PAGE EXCERPT:
My family has friends moving close to Paris. I'll be going there with my mother mostly to enjoy the famed City of Light. So, if I'm to buy a souvenir, it will be important to know the words for that, correct? No one wants to be scammed. Why, I may get hungry. Once again, I'll need to learn how to properly say my choices and exchange money safely. Common courtesy would be nice as well, even if it's just as simple as 'merci'.

Remember, there are multiple sources to learning French. When you're there, don't forget to enjoy the experience! Even if you make mistakes, you'll learn from them.

2 years ago

https://www.duolingo.com/KathrynSkywalker

Thanks for the advice! As for you questions....I am not quite sure when I will go to France, but I am thinking that I will try to go somewhere in the course of the next five years. I will go with my Mom and Dad, and our goal is to experience the country and really get a taste of what it really is.

2 years ago

https://www.duolingo.com/ElCoronelEsponja

It depends what you mean by "going to France". Do you mean to live, work or study, in which case you should definitely have a good grounding in the language (but need not be fluent; that can come later), or do you mean just for a vacation / holiday?

If the latter, you can go to France and have a great time without speaking a word of French. Many French people speak English, especially in the tourist industry. You will however have an even better time if you are able to speak French, as you'll be able to speak to locals in their own language, including in shops, at restaurants, asking directions as well as when making friends. You'll also find that most French people greatly appreciate any attempt by foreign visitors to speak their language, and you are likely to be treated with more welcome, kindness and patience than if you just speak at people in English.

AVAILABLE DATA:
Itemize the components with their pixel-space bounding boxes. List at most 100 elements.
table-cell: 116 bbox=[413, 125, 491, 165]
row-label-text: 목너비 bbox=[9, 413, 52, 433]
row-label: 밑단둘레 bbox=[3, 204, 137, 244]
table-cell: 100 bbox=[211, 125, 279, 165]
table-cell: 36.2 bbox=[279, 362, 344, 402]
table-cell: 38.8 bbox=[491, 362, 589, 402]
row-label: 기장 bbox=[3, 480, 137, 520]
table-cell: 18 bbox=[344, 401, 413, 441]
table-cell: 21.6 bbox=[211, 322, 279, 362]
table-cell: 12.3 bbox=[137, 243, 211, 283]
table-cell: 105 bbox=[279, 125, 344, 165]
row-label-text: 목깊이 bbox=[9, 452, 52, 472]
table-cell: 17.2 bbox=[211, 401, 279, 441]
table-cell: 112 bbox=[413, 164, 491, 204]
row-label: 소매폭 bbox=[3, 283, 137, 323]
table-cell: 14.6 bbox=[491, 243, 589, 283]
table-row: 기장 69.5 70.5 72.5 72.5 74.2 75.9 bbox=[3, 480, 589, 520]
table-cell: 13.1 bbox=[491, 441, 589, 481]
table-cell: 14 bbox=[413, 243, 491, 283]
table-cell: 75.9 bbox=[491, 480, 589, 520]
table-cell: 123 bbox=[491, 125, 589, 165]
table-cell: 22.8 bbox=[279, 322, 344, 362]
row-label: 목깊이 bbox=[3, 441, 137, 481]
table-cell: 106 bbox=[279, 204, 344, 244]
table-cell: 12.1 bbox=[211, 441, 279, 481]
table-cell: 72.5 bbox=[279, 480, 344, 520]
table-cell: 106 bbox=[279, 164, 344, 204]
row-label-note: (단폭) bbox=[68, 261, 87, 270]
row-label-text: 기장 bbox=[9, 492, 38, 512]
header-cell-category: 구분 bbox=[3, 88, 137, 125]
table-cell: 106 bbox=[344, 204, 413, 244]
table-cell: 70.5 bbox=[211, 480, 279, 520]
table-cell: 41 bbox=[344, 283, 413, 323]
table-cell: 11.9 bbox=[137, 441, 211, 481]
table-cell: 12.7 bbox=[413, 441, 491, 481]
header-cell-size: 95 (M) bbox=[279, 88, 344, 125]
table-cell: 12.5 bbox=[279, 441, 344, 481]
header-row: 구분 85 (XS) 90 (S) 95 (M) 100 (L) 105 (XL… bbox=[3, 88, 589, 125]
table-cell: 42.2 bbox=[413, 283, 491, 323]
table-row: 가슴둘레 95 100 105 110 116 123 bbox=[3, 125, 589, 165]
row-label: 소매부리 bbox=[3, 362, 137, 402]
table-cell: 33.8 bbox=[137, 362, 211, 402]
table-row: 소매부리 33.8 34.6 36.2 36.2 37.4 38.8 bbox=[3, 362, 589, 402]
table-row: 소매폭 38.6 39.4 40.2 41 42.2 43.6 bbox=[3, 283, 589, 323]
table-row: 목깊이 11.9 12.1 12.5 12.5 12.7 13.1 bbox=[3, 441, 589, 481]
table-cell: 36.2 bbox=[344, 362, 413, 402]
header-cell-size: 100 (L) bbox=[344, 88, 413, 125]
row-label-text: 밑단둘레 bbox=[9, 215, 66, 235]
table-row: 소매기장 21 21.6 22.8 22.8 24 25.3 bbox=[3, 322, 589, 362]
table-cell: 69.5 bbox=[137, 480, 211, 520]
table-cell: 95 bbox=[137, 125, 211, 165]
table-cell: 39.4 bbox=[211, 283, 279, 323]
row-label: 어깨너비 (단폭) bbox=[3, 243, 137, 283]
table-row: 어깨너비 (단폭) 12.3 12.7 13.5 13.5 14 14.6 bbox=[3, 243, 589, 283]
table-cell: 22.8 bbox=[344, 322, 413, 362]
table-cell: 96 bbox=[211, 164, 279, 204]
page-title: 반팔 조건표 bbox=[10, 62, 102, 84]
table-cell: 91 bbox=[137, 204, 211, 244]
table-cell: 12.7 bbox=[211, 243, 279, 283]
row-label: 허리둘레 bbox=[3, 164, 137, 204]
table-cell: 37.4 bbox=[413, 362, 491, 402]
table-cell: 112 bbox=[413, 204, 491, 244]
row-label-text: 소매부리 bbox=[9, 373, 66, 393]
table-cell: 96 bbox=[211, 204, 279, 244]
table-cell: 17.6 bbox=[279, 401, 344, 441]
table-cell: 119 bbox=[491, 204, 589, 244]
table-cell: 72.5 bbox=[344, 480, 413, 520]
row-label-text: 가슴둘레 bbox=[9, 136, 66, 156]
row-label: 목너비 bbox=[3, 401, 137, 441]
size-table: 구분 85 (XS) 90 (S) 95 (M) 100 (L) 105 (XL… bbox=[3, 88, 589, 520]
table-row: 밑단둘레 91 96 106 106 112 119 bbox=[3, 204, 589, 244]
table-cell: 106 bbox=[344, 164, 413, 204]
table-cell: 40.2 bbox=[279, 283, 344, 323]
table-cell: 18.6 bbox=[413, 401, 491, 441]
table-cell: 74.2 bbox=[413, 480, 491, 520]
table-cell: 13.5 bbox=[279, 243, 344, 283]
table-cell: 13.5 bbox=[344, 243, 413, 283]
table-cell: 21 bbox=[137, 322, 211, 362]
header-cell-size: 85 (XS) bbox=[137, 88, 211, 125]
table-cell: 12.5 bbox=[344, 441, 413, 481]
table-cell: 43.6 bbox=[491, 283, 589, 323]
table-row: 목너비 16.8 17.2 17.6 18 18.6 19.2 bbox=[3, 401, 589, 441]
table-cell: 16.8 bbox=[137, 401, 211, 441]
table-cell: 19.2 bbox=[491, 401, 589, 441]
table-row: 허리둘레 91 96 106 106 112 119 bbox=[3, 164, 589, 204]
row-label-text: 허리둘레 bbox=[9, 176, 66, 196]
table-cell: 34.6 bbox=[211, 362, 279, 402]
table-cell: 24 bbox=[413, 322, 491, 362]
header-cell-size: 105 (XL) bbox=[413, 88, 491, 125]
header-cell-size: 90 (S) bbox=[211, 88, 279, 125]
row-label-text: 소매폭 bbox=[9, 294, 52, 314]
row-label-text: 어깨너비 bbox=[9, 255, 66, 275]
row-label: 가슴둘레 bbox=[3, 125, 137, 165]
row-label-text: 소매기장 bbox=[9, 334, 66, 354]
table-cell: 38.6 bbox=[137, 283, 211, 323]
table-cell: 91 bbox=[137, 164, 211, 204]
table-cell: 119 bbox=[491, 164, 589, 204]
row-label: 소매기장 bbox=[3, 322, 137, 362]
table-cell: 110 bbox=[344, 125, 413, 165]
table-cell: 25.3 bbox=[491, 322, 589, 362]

SET OF TASKS:
1. Please sum up the forum thread about traveling to France in two sentences.
2. Transcribe the part of the forum thread about traveling to France between "https://www.duolingo.com/ElCoronelEsponja" and "vacation / holiday?", inclusive.

SOLUTIONS IN ORDER:
1. Posters in the thread describe planned trips to France: one plans to go to Paris with a mother and wants to know the French for buying souvenirs, ordering food, exchanging money and common courtesy, and another hopes to go with parents sometime in the next five years. A reply says that anyone going to live, work or study should have a good grounding in French, while a vacationer can have a great time without it because many French people speak English, though speaking French makes the trip even better and most French people greatly appreciate the attempt.

2.
https://www.duolingo.com/ElCoronelEsponja

It depends what you mean by "going to France". Do you mean to live, work or study, in which case you should definitely have a good grounding in the language (but need not be fluent; that can come later), or do you mean just for a vacation / holiday?